CHALLENGE:
Gather all lines in the records below that include the word "JSON".

Figure record extracts:
* Start *

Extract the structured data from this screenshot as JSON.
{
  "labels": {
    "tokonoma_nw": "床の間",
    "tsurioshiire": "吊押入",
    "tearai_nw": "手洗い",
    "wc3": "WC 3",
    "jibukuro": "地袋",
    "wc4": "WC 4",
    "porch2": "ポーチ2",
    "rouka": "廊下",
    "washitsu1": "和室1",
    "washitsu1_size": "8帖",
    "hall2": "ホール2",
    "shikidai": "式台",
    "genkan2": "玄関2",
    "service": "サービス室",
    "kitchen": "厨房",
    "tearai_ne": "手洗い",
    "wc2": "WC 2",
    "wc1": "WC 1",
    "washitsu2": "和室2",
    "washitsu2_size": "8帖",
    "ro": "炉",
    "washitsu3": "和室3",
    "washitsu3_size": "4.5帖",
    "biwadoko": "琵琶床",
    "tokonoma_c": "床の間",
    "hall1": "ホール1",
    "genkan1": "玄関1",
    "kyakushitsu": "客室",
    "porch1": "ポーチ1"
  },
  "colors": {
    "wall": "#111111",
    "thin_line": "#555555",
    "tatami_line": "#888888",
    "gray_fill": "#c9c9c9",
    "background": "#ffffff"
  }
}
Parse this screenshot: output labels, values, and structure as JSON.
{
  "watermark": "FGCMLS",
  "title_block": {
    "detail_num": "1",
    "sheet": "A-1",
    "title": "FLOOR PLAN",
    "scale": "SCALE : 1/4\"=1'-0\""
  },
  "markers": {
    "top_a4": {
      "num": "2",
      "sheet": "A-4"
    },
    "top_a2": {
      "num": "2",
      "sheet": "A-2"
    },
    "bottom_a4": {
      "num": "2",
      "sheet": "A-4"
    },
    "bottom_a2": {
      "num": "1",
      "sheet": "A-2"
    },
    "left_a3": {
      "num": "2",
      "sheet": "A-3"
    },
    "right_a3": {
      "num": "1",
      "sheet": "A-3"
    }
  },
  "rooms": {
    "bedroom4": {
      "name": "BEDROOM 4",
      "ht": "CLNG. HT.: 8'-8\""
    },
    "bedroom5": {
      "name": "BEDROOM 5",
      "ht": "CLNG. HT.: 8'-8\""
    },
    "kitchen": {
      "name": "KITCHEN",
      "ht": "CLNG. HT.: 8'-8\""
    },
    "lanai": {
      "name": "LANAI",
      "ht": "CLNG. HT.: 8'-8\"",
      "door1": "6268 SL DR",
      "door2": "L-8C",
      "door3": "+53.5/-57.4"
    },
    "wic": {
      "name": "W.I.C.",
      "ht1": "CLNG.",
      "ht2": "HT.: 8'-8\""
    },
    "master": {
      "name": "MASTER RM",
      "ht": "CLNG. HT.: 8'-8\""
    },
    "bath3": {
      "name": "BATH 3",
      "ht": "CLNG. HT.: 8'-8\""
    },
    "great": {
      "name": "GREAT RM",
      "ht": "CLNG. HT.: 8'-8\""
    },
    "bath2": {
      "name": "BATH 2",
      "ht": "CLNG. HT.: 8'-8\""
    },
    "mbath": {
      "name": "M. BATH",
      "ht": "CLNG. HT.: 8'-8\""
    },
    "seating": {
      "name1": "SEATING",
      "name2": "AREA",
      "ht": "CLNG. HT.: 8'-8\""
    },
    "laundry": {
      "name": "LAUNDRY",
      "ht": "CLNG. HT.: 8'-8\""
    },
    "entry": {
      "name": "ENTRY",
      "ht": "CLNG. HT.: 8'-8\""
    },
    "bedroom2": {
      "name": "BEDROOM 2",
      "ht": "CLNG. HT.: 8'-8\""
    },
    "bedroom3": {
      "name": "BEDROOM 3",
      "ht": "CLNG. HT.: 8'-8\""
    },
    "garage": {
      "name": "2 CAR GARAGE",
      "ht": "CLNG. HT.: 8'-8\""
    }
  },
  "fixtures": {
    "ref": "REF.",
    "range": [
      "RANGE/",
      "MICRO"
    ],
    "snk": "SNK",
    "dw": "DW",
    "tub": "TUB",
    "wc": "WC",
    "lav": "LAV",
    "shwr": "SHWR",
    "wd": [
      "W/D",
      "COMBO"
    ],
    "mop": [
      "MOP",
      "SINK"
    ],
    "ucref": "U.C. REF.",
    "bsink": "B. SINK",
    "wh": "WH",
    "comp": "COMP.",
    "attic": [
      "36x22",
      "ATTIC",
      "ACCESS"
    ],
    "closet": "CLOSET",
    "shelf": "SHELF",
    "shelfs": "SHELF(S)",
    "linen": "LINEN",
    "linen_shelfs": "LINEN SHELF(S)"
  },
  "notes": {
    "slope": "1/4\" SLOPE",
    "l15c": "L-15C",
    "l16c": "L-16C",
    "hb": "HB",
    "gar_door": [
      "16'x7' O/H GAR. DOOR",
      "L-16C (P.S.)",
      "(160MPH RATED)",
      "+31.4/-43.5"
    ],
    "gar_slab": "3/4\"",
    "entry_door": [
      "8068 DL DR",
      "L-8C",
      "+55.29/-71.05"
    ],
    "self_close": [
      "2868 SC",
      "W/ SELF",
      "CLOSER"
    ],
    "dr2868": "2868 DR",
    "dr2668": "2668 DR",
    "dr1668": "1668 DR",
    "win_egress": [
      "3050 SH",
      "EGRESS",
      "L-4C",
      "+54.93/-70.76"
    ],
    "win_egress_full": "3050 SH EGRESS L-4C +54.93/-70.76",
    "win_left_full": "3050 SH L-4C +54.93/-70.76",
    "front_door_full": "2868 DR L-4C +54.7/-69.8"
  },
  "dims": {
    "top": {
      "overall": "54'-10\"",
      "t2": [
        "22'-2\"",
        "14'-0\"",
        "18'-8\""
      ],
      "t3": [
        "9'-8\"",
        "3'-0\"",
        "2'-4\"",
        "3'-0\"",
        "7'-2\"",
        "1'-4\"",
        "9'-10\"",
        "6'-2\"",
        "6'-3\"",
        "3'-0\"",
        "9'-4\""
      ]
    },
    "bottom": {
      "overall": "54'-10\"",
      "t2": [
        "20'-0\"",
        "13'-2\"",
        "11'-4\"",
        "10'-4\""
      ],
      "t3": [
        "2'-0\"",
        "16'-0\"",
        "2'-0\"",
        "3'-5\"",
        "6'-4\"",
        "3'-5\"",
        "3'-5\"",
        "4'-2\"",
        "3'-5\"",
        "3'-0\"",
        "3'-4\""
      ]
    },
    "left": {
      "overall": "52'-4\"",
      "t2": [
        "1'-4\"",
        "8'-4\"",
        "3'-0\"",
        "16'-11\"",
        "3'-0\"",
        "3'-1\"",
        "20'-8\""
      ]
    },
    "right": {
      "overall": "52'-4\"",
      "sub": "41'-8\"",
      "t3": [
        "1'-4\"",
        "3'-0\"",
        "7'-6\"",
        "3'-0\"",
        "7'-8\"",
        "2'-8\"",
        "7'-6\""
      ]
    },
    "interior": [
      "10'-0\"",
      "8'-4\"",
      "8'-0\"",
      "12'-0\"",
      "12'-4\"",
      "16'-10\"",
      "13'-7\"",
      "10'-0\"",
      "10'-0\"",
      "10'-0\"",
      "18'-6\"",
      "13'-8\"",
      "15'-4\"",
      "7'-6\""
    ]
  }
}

* End *
* Start *

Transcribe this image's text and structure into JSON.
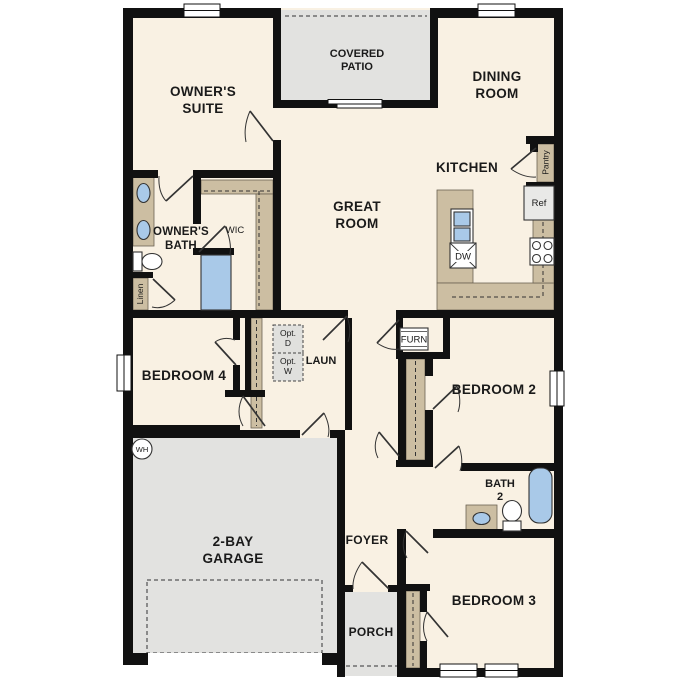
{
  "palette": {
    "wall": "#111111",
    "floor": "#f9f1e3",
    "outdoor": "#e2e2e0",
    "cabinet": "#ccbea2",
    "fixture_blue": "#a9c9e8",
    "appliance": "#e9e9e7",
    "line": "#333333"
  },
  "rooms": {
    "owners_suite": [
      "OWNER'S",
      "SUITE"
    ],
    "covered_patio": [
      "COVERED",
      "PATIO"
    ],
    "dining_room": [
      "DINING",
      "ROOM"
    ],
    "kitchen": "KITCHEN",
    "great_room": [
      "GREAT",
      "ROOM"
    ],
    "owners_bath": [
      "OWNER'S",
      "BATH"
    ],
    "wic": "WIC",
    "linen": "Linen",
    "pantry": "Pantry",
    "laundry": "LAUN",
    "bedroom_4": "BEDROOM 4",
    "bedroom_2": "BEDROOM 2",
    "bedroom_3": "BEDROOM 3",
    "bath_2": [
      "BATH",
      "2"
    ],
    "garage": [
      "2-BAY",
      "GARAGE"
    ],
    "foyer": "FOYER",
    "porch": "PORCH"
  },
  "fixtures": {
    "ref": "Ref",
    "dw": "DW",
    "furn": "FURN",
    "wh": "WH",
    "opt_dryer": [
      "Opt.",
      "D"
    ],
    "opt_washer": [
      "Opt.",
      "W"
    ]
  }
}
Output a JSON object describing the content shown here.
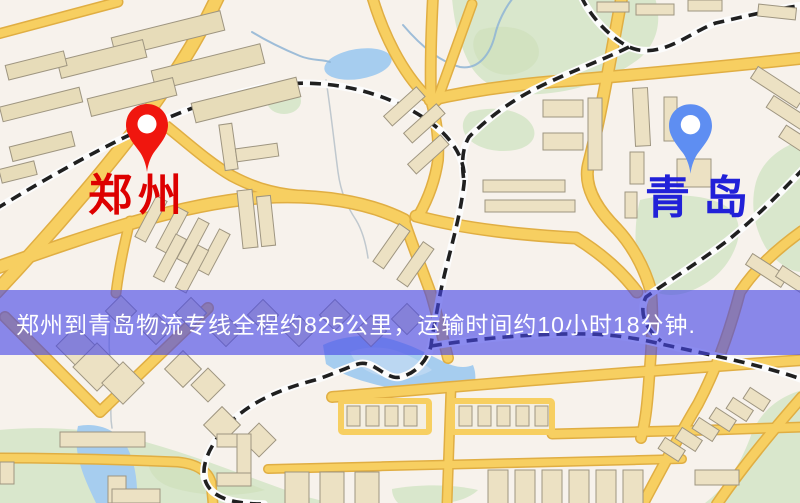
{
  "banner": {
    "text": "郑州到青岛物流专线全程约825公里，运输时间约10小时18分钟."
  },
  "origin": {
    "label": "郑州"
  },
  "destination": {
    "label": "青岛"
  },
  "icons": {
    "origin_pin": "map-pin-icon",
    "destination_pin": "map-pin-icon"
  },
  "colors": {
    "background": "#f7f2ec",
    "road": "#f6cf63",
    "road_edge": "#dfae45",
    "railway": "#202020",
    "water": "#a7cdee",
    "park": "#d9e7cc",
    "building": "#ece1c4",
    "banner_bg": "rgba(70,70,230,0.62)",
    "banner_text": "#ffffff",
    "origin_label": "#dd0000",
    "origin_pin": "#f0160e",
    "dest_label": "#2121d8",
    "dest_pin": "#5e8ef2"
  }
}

* End *

ANSWER FOR THIS EXERCISE:
Extract the structured data from this screenshot as JSON.
Parse this screenshot: output labels, values, and structure as JSON.
Transcribe this image's text and structure into JSON.
Output a JSON object describing the content shown here.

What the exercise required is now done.